» Directions:
Please give the listing again in its entirety, exactly as written.

▼

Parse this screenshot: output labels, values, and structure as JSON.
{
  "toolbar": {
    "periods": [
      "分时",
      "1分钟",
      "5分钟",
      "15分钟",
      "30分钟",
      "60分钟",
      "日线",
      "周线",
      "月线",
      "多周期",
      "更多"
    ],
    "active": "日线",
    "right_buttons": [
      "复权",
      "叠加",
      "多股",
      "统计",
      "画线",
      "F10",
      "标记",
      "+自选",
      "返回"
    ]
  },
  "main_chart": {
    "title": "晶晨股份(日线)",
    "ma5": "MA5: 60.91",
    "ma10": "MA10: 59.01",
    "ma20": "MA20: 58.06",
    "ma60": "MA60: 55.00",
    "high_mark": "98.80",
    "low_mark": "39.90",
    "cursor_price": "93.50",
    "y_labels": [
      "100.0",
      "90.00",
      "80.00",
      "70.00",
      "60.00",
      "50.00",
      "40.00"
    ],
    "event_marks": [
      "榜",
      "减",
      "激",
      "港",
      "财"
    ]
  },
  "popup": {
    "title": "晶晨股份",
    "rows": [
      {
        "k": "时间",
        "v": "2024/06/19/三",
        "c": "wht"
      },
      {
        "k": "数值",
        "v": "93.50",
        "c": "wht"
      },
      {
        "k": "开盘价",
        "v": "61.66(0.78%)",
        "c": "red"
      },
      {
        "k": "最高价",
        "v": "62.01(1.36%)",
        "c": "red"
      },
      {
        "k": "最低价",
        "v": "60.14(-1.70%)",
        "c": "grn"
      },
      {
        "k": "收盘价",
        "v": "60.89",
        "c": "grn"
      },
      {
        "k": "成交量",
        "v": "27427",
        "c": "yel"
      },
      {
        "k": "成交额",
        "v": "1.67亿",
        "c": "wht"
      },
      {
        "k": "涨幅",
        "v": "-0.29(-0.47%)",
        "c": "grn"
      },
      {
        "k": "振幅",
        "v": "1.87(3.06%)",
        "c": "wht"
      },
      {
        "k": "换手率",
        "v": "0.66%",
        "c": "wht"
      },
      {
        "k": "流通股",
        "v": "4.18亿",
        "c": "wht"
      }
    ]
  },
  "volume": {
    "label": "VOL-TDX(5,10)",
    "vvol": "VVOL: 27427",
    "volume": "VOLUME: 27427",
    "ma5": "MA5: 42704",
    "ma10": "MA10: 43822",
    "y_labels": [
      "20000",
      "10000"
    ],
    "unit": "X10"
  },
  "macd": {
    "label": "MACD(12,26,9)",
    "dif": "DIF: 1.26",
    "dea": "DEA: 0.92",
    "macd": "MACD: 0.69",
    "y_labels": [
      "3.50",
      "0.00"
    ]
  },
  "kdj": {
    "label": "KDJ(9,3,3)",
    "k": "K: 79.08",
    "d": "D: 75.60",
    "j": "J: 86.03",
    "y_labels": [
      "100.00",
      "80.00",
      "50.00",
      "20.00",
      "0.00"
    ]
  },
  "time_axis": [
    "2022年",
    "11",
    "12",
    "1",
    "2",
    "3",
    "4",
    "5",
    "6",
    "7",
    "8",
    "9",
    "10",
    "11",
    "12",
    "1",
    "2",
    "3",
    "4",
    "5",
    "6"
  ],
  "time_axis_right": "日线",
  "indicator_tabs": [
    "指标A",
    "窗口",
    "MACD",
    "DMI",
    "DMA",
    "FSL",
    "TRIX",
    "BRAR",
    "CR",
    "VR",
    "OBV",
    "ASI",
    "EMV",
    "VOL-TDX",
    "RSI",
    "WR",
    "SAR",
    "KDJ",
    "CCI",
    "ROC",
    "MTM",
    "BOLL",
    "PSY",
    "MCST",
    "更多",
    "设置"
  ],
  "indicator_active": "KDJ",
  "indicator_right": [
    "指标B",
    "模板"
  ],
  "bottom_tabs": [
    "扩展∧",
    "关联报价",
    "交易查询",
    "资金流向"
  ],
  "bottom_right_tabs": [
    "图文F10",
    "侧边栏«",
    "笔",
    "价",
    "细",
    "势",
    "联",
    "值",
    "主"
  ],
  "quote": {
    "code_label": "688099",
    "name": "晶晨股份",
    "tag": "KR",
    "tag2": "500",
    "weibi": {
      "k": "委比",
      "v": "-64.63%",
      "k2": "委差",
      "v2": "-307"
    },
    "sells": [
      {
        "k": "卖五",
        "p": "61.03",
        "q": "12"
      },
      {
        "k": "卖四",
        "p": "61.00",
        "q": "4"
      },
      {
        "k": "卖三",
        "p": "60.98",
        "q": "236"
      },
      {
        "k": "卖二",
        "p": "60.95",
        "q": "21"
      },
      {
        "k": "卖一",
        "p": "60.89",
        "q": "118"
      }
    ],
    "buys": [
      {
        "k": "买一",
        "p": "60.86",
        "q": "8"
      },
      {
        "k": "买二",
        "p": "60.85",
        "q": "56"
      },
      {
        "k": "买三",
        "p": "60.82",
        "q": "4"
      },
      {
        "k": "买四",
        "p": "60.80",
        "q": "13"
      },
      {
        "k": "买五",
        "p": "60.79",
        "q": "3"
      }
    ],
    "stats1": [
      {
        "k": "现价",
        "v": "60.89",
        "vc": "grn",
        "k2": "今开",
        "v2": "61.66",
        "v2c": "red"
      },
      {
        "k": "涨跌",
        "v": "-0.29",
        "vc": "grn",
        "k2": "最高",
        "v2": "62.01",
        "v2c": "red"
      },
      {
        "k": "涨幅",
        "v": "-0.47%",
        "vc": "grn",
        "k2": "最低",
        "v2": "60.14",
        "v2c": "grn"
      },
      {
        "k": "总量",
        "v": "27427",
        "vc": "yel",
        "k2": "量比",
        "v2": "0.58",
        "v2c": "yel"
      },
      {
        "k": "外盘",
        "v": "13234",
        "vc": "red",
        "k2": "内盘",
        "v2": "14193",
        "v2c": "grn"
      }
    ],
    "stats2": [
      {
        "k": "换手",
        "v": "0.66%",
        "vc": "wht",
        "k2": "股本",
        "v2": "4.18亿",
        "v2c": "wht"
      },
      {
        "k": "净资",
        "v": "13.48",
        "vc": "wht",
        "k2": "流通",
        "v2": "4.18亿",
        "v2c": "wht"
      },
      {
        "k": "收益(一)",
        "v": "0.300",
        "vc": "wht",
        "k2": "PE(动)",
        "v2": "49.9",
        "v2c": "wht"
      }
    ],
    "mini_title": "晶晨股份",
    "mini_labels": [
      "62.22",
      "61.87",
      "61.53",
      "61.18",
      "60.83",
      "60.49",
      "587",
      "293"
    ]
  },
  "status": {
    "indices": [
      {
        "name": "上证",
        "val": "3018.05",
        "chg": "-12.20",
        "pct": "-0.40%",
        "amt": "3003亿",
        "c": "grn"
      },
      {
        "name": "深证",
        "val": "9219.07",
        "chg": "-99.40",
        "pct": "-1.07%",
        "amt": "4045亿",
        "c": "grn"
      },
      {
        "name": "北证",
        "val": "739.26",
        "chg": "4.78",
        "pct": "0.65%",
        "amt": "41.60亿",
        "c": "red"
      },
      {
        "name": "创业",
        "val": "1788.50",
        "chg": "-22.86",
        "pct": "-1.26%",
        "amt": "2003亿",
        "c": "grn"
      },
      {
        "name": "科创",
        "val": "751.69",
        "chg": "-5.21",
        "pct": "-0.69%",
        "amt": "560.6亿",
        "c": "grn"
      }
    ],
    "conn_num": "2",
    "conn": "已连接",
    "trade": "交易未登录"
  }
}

▲

» Complete output:
Parse this screenshot: output labels, values, and structure as JSON.
{
  "toolbar": {
    "periods": [
      "分时",
      "1分钟",
      "5分钟",
      "15分钟",
      "30分钟",
      "60分钟",
      "日线",
      "周线",
      "月线",
      "多周期",
      "更多"
    ],
    "active": "日线",
    "right_buttons": [
      "复权",
      "叠加",
      "多股",
      "统计",
      "画线",
      "F10",
      "标记",
      "+自选",
      "返回"
    ]
  },
  "main_chart": {
    "title": "晶晨股份(日线)",
    "ma5": "MA5: 60.91",
    "ma10": "MA10: 59.01",
    "ma20": "MA20: 58.06",
    "ma60": "MA60: 55.00",
    "high_mark": "98.80",
    "low_mark": "39.90",
    "cursor_price": "93.50",
    "y_labels": [
      "100.0",
      "90.00",
      "80.00",
      "70.00",
      "60.00",
      "50.00",
      "40.00"
    ],
    "event_marks": [
      "榜",
      "减",
      "激",
      "港",
      "财"
    ]
  },
  "popup": {
    "title": "晶晨股份",
    "rows": [
      {
        "k": "时间",
        "v": "2024/06/19/三",
        "c": "wht"
      },
      {
        "k": "数值",
        "v": "93.50",
        "c": "wht"
      },
      {
        "k": "开盘价",
        "v": "61.66(0.78%)",
        "c": "red"
      },
      {
        "k": "最高价",
        "v": "62.01(1.36%)",
        "c": "red"
      },
      {
        "k": "最低价",
        "v": "60.14(-1.70%)",
        "c": "grn"
      },
      {
        "k": "收盘价",
        "v": "60.89",
        "c": "grn"
      },
      {
        "k": "成交量",
        "v": "27427",
        "c": "yel"
      },
      {
        "k": "成交额",
        "v": "1.67亿",
        "c": "wht"
      },
      {
        "k": "涨幅",
        "v": "-0.29(-0.47%)",
        "c": "grn"
      },
      {
        "k": "振幅",
        "v": "1.87(3.06%)",
        "c": "wht"
      },
      {
        "k": "换手率",
        "v": "0.66%",
        "c": "wht"
      },
      {
        "k": "流通股",
        "v": "4.18亿",
        "c": "wht"
      }
    ]
  },
  "volume": {
    "label": "VOL-TDX(5,10)",
    "vvol": "VVOL: 27427",
    "volume": "VOLUME: 27427",
    "ma5": "MA5: 42704",
    "ma10": "MA10: 43822",
    "y_labels": [
      "20000",
      "10000"
    ],
    "unit": "X10"
  },
  "macd": {
    "label": "MACD(12,26,9)",
    "dif": "DIF: 1.26",
    "dea": "DEA: 0.92",
    "macd": "MACD: 0.69",
    "y_labels": [
      "3.50",
      "0.00"
    ]
  },
  "kdj": {
    "label": "KDJ(9,3,3)",
    "k": "K: 79.08",
    "d": "D: 75.60",
    "j": "J: 86.03",
    "y_labels": [
      "100.00",
      "80.00",
      "50.00",
      "20.00",
      "0.00"
    ]
  },
  "time_axis": [
    "2022年",
    "11",
    "12",
    "1",
    "2",
    "3",
    "4",
    "5",
    "6",
    "7",
    "8",
    "9",
    "10",
    "11",
    "12",
    "1",
    "2",
    "3",
    "4",
    "5",
    "6"
  ],
  "time_axis_right": "日线",
  "indicator_tabs": [
    "指标A",
    "窗口",
    "MACD",
    "DMI",
    "DMA",
    "FSL",
    "TRIX",
    "BRAR",
    "CR",
    "VR",
    "OBV",
    "ASI",
    "EMV",
    "VOL-TDX",
    "RSI",
    "WR",
    "SAR",
    "KDJ",
    "CCI",
    "ROC",
    "MTM",
    "BOLL",
    "PSY",
    "MCST",
    "更多",
    "设置"
  ],
  "indicator_active": "KDJ",
  "indicator_right": [
    "指标B",
    "模板"
  ],
  "bottom_tabs": [
    "扩展∧",
    "关联报价",
    "交易查询",
    "资金流向"
  ],
  "bottom_right_tabs": [
    "图文F10",
    "侧边栏«",
    "笔",
    "价",
    "细",
    "势",
    "联",
    "值",
    "主"
  ],
  "quote": {
    "code_label": "688099",
    "name": "晶晨股份",
    "tag": "KR",
    "tag2": "500",
    "weibi": {
      "k": "委比",
      "v": "-64.63%",
      "k2": "委差",
      "v2": "-307"
    },
    "sells": [
      {
        "k": "卖五",
        "p": "61.03",
        "q": "12"
      },
      {
        "k": "卖四",
        "p": "61.00",
        "q": "4"
      },
      {
        "k": "卖三",
        "p": "60.98",
        "q": "236"
      },
      {
        "k": "卖二",
        "p": "60.95",
        "q": "21"
      },
      {
        "k": "卖一",
        "p": "60.89",
        "q": "118"
      }
    ],
    "buys": [
      {
        "k": "买一",
        "p": "60.86",
        "q": "8"
      },
      {
        "k": "买二",
        "p": "60.85",
        "q": "56"
      },
      {
        "k": "买三",
        "p": "60.82",
        "q": "4"
      },
      {
        "k": "买四",
        "p": "60.80",
        "q": "13"
      },
      {
        "k": "买五",
        "p": "60.79",
        "q": "3"
      }
    ],
    "stats1": [
      {
        "k": "现价",
        "v": "60.89",
        "vc": "grn",
        "k2": "今开",
        "v2": "61.66",
        "v2c": "red"
      },
      {
        "k": "涨跌",
        "v": "-0.29",
        "vc": "grn",
        "k2": "最高",
        "v2": "62.01",
        "v2c": "red"
      },
      {
        "k": "涨幅",
        "v": "-0.47%",
        "vc": "grn",
        "k2": "最低",
        "v2": "60.14",
        "v2c": "grn"
      },
      {
        "k": "总量",
        "v": "27427",
        "vc": "yel",
        "k2": "量比",
        "v2": "0.58",
        "v2c": "yel"
      },
      {
        "k": "外盘",
        "v": "13234",
        "vc": "red",
        "k2": "内盘",
        "v2": "14193",
        "v2c": "grn"
      }
    ],
    "stats2": [
      {
        "k": "换手",
        "v": "0.66%",
        "vc": "wht",
        "k2": "股本",
        "v2": "4.18亿",
        "v2c": "wht"
      },
      {
        "k": "净资",
        "v": "13.48",
        "vc": "wht",
        "k2": "流通",
        "v2": "4.18亿",
        "v2c": "wht"
      },
      {
        "k": "收益(一)",
        "v": "0.300",
        "vc": "wht",
        "k2": "PE(动)",
        "v2": "49.9",
        "v2c": "wht"
      }
    ],
    "mini_title": "晶晨股份",
    "mini_labels": [
      "62.22",
      "61.87",
      "61.53",
      "61.18",
      "60.83",
      "60.49",
      "587",
      "293"
    ]
  },
  "status": {
    "indices": [
      {
        "name": "上证",
        "val": "3018.05",
        "chg": "-12.20",
        "pct": "-0.40%",
        "amt": "3003亿",
        "c": "grn"
      },
      {
        "name": "深证",
        "val": "9219.07",
        "chg": "-99.40",
        "pct": "-1.07%",
        "amt": "4045亿",
        "c": "grn"
      },
      {
        "name": "北证",
        "val": "739.26",
        "chg": "4.78",
        "pct": "0.65%",
        "amt": "41.60亿",
        "c": "red"
      },
      {
        "name": "创业",
        "val": "1788.50",
        "chg": "-22.86",
        "pct": "-1.26%",
        "amt": "2003亿",
        "c": "grn"
      },
      {
        "name": "科创",
        "val": "751.69",
        "chg": "-5.21",
        "pct": "-0.69%",
        "amt": "560.6亿",
        "c": "grn"
      }
    ],
    "conn_num": "2",
    "conn": "已连接",
    "trade": "交易未登录"
  }
}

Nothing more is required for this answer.